IL COMPITO:
Puoi riscrivere il brano sui testimoni della fede, tutto ciò che va da "Ma a volte gli" fino a "e agli intellettuali.", sostituendo "sapienti" con "dotti"?

Ma a volte gli eventi ci portano a conoscere da vicino la vicenda straordinaria di
qualcuno che ha preso sul serio la propria fede cristiana e di scoprire che questa figura
"eroica" è in realtà un uomo, una donna normalissima, simile a tanti suoi
contemporanei, una persona del popolo, uno di quei "piccoli" a cui Gesù dice
che sono state rivelate le cose nascoste ai sapienti e agli intellettuali.
Lo abbiamo visto nella vicenda umanissima dei monaci di Tibhirine in Algeria: uomini
semplici, in buona parte di umile estrazione, legati nel quotidiano a un popolo
altrettanto semplice; lo ritroviamo nelle lettere e negli scritti dal carcere di Franz
Jägerstätter, un contadino austriaco che accetta la condanna capitale per non servire
nellesercito di Hitler e resta fermo nel suo spontaneo, naturale rifiuto nonostante
molti, anche tra i pastori della sua chiesa, cerchino di dissuaderlo da un gesto tanto
audace; lo scopriamo nelle parole pacate di Shahbaz Bhatti, ministro cristiano nel
Pakistan musulmano, brutalmente assassinato - come del resto un suo collega musulmano di
orientamento "laico" - per non aver desistito dal difendere gli indifesi, cioè
dal fare il suo dovere di ministro (che significa "servitore") delle minoranze
religiose. Costoro non sono eccezioni, sono piuttosto l'emergere alla visibilità di una
moltitudine di oscuri testimoni della speranza di cui nessuno si ricorda, costituiscono la
realtà portante dell'autentico "popolo di Dio" cui il Vaticano II ha ridato
consapevolezza e responsabilità, rimettendogli fra le mani quella parola di Dio che, come
la pioggia, non scende dal cielo senza irrigare, fecondare e far germogliare la terra.

DATI MOSTRATI:
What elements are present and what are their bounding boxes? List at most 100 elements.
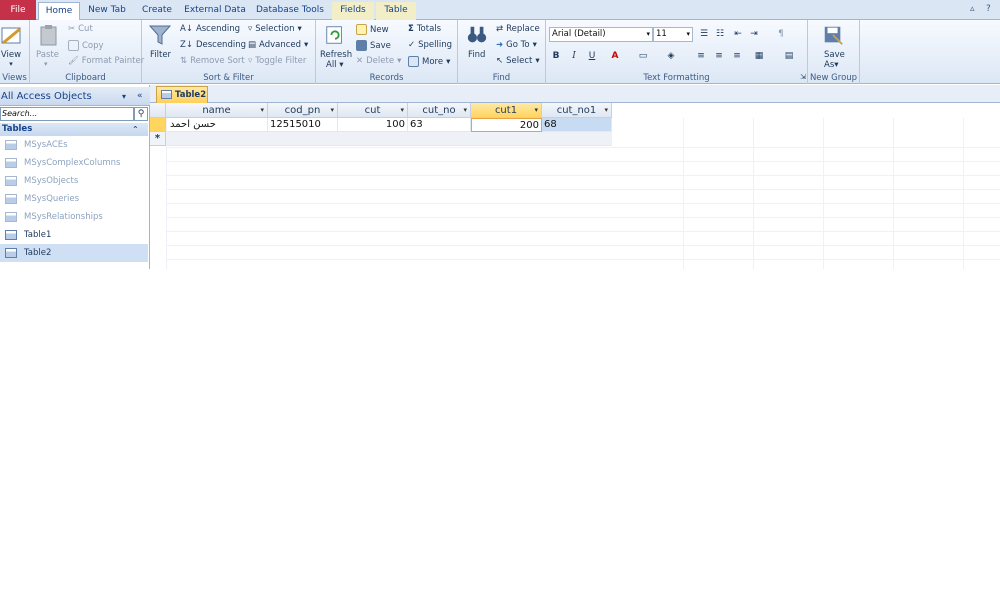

SOLUZIONE:
Ma a volte gli eventi ci portano a conoscere da vicino la vicenda straordinaria di
qualcuno che ha preso sul serio la propria fede cristiana e di scoprire che questa figura
"eroica" è in realtà un uomo, una donna normalissima, simile a tanti suoi
contemporanei, una persona del popolo, uno di quei "piccoli" a cui Gesù dice
che sono state rivelate le cose nascoste ai dotti e agli intellettuali.